> **COMPLETA LO SIGUIENTE**
a - Resume en dos oraciones el texto sobre Rey y patria.
b - Según el texto sobre Rey y patria, ¿cuándo escribió Sassoon su Declaración de un soldado?
c - Prosigue el texto sobre Rey y patria a partir de su última oración.

> **FRAGMENTO DE TEXTO**
____________

Rey y patria (1964)
En su Declaración de un soldado (julio, 1917), <<en un acto de desafío consciente a la autoridad militar...>>, el capitán y poeta británico Siegfried Sassoon razonaba que no podía continuar ni apoyando ni luchando en una guerra de liberación que había pasado a ser una guerra de agresión donde los hombres morían sin más sentido que la imposición de dirigentes que no buscaban alternativas que pusieran fin al conflicto, alternativas que por otra parte podrían perjudicar sus intereses y su autoridad. <<...A mi juicio, aquellos con el poder necesario para poner fin a la guerra están alargándola intencionadamente...>>, Sassoon se acercó a la cuestión, señaló la agresión que los propios mandatarios realizaban sobre los mandados, y como estos jóvenes, voluntarios —que con la duración de la guerra hubieran sido enviados al frente igualmente— o reclutados forzosos, se vieron lejos de sus hogares, de su familia y de su futuro y se adentraron en un presente bélico donde sus cuerpos y sangre abonaron las tierras de los campos de batalla europeos durante la Gran Guerra (1914-1918).

____________

> **Registros de una colección**
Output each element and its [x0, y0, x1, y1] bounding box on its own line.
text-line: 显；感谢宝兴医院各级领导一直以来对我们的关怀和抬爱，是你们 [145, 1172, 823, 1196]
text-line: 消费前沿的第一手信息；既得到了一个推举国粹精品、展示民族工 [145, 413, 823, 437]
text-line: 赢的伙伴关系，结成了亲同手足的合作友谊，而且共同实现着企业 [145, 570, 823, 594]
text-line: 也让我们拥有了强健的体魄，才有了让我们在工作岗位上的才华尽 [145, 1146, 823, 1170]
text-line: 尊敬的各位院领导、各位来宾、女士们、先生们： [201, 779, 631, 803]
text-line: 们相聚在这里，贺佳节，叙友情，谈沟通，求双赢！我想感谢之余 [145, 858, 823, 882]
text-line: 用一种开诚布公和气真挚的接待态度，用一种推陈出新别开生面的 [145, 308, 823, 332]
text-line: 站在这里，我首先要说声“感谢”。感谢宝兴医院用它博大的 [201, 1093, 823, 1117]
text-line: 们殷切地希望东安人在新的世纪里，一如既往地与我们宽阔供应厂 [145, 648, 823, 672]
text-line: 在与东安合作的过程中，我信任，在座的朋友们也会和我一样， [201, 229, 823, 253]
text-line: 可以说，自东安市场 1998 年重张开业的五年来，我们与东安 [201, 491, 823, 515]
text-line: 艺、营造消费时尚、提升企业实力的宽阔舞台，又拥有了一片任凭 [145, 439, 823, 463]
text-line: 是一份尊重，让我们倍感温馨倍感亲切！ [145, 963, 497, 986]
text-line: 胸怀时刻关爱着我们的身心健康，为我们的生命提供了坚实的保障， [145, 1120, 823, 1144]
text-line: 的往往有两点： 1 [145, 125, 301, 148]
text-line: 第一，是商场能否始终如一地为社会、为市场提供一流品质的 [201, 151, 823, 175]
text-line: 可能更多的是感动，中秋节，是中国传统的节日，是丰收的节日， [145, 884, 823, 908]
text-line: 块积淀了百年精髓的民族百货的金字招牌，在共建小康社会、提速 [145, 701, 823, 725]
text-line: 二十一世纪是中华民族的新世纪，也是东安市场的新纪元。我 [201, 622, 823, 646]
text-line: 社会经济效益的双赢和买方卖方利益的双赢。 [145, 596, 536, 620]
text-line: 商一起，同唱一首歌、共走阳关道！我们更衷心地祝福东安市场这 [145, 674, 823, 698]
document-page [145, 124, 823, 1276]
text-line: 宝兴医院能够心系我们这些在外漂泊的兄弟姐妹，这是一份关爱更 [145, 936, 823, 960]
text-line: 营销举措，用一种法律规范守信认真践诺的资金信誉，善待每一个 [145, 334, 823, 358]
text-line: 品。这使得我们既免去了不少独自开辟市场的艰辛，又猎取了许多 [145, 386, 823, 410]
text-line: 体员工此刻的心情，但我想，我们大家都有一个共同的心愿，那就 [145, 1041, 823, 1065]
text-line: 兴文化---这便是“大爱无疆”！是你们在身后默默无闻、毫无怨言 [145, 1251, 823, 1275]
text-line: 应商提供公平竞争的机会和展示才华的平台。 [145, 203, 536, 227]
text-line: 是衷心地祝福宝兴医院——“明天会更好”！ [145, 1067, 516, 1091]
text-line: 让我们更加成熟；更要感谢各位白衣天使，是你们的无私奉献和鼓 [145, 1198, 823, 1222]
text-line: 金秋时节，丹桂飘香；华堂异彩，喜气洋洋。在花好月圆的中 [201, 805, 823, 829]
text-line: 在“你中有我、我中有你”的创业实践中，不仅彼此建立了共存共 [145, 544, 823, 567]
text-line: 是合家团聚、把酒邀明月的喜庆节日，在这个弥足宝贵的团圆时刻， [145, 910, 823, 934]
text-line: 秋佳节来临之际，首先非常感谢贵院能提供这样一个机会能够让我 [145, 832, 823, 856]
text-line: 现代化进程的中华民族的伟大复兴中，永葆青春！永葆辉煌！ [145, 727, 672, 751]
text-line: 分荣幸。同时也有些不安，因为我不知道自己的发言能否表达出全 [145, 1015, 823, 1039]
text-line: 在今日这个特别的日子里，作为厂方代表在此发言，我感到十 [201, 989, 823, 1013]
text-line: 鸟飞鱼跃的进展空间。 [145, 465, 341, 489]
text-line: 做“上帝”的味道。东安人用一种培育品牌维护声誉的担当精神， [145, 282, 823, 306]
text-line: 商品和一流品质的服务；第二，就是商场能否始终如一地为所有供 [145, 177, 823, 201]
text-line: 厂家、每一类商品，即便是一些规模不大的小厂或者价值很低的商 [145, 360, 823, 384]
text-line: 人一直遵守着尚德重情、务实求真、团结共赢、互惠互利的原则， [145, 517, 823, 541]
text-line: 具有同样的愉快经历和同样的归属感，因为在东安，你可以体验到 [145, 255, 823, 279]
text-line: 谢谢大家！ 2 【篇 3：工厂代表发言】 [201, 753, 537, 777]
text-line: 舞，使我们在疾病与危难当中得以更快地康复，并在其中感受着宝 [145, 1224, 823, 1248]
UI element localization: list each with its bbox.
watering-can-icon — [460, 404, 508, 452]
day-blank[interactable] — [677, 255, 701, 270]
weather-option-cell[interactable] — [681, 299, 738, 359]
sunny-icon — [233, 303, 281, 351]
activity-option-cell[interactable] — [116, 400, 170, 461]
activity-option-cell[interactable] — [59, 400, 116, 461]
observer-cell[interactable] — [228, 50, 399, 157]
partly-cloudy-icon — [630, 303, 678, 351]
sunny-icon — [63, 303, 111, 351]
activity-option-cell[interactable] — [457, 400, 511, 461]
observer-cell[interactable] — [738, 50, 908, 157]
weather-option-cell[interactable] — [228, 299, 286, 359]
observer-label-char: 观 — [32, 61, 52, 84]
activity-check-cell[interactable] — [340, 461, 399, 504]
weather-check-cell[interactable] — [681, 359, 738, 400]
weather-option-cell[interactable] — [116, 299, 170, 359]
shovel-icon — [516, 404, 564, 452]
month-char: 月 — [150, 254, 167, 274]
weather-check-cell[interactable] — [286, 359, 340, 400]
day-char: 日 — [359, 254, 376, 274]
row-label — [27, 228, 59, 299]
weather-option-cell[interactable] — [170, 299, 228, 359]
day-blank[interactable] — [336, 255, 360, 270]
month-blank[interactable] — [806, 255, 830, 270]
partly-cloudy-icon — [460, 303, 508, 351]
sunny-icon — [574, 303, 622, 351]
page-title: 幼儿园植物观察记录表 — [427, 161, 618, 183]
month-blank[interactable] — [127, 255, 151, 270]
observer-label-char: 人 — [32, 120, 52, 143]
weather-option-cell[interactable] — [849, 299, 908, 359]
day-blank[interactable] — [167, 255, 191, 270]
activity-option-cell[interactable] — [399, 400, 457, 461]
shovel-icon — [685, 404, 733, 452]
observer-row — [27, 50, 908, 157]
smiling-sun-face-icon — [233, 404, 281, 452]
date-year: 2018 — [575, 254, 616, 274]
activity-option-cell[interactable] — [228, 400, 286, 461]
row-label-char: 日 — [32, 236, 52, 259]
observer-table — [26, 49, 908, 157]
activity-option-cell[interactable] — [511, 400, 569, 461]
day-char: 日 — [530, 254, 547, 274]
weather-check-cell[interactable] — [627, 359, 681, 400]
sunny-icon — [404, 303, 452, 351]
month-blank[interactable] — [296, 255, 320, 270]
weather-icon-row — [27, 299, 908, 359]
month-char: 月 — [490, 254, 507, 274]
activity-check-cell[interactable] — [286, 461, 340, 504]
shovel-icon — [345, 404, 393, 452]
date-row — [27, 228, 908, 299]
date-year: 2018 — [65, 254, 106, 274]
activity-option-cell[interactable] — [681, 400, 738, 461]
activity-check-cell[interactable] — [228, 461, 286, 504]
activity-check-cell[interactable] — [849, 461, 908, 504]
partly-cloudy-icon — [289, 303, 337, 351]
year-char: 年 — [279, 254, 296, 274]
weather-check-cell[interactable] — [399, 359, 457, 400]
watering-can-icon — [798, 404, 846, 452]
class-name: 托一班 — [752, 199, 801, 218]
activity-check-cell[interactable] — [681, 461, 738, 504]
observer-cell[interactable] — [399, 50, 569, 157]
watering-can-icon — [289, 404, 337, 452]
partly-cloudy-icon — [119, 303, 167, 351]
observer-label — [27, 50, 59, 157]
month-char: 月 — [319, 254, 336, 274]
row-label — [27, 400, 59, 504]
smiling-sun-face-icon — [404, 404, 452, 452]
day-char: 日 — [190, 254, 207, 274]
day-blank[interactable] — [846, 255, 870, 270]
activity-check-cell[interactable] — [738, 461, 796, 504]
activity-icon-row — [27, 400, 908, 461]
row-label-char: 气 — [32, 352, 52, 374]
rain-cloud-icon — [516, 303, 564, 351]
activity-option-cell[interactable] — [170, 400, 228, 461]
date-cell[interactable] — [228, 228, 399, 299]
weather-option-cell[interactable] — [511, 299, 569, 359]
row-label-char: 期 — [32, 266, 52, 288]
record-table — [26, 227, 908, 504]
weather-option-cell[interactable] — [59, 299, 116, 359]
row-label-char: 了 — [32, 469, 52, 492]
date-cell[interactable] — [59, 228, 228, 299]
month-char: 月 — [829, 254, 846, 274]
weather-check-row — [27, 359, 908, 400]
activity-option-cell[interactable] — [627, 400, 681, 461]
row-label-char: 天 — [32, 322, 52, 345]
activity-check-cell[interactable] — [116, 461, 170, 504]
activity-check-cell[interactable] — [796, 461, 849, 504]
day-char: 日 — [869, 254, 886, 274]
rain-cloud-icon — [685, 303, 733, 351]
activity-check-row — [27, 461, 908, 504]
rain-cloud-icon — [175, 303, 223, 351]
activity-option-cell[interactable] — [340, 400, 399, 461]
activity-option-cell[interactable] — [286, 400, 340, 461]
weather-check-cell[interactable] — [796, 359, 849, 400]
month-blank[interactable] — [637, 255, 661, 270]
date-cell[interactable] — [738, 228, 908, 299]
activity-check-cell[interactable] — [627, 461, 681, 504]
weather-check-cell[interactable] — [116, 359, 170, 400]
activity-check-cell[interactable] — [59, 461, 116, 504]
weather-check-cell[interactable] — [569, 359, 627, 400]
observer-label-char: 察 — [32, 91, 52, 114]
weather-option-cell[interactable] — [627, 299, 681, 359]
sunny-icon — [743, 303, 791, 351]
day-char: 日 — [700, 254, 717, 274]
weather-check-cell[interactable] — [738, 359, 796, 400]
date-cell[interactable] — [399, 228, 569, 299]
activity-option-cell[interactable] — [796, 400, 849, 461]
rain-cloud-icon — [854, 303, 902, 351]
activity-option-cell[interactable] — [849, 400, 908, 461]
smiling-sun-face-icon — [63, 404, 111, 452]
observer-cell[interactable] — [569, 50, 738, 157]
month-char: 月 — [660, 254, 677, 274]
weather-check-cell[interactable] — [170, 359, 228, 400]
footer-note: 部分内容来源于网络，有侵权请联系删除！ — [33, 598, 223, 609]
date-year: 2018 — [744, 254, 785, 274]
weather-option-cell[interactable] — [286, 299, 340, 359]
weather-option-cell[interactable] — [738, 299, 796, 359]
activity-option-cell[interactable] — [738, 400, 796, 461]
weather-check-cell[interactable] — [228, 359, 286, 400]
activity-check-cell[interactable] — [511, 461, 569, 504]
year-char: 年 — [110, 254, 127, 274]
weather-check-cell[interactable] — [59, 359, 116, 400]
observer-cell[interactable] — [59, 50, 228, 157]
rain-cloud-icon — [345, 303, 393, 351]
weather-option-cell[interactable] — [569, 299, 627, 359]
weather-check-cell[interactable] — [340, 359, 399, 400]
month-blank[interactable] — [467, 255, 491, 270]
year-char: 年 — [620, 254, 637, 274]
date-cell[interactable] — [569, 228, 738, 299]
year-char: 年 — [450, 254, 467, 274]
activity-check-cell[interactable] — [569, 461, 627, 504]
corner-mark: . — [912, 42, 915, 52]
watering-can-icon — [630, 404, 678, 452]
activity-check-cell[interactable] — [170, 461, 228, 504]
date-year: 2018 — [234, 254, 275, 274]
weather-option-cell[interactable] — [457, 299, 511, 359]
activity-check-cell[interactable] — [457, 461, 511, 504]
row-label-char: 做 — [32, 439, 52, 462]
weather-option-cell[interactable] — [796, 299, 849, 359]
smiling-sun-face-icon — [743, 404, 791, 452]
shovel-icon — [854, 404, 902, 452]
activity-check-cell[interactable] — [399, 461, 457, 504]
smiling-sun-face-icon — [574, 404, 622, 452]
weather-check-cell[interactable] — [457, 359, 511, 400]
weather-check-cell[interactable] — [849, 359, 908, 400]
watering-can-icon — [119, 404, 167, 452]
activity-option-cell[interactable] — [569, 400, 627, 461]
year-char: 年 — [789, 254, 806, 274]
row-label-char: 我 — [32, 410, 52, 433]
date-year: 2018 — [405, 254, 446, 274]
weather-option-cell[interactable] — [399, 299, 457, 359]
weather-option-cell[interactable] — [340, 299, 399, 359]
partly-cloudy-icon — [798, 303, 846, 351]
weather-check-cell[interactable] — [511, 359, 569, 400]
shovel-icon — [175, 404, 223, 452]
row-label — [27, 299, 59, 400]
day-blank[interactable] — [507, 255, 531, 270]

____________

> **TAREAS RESUELTAS**
a - En su Declaración de un soldado, de julio de 1917, el capitán y poeta británico Siegfried Sassoon sostuvo que no podía seguir apoyando ni combatiendo en una guerra de liberación convertida en guerra de agresión, que a su juicio alargaban intencionadamente quienes tenían el poder para terminarla. Señaló así la agresión de los mandatarios sobre los mandados, jóvenes voluntarios o reclutados a la fuerza que, lejos de sus hogares, dejaron sus cuerpos y su sangre en los campos de batalla europeos durante la Gran Guerra.

b - En julio de 1917.

c -
No hay malentendido posible a la hora de acercarnos al tema principal del film de Joseph Losey. No trata del juicio a un soldado acusado de deserción que se enfrenta a la sentencia a morir frente a un pelotón de fusilamiento. Rey y patria (King and Country, 1964) no juzga a Hamp (Tom Courtenay), lo toma como excusa para criticar al tribunal militar y al sistema que este representa, a cualquier sistema que, desde la autoridad que se autoconcede, impone normas que oprimen al individuo, a quien despoja de su dignidad y de cualquier opción de disentir del orden establecido. En el film de Losey no hay crimen individual, hay una sentencia que se emplea para someter, advertir y dar ejemplo a quienes pretendan salirse de los márgenes inamovibles que el tribunal no tolerará traspasar. Es una sentencia que conlleva un aviso y al tiempo es una herramienta de sometimiento y castigo. La inamovilidad del sistema militar provoca que el film apueste por ser estático, falto de movimiento, algo que no obedece a su origen teatral, sino a la rigidez del entorno marcial que se impone, dentro del cual nadie puede poner en duda la cadena de mando, ni las órdenes ni los símbolos que supuestamente legitima su control; el rey y patria del título; la malentendida idea de honor y deber.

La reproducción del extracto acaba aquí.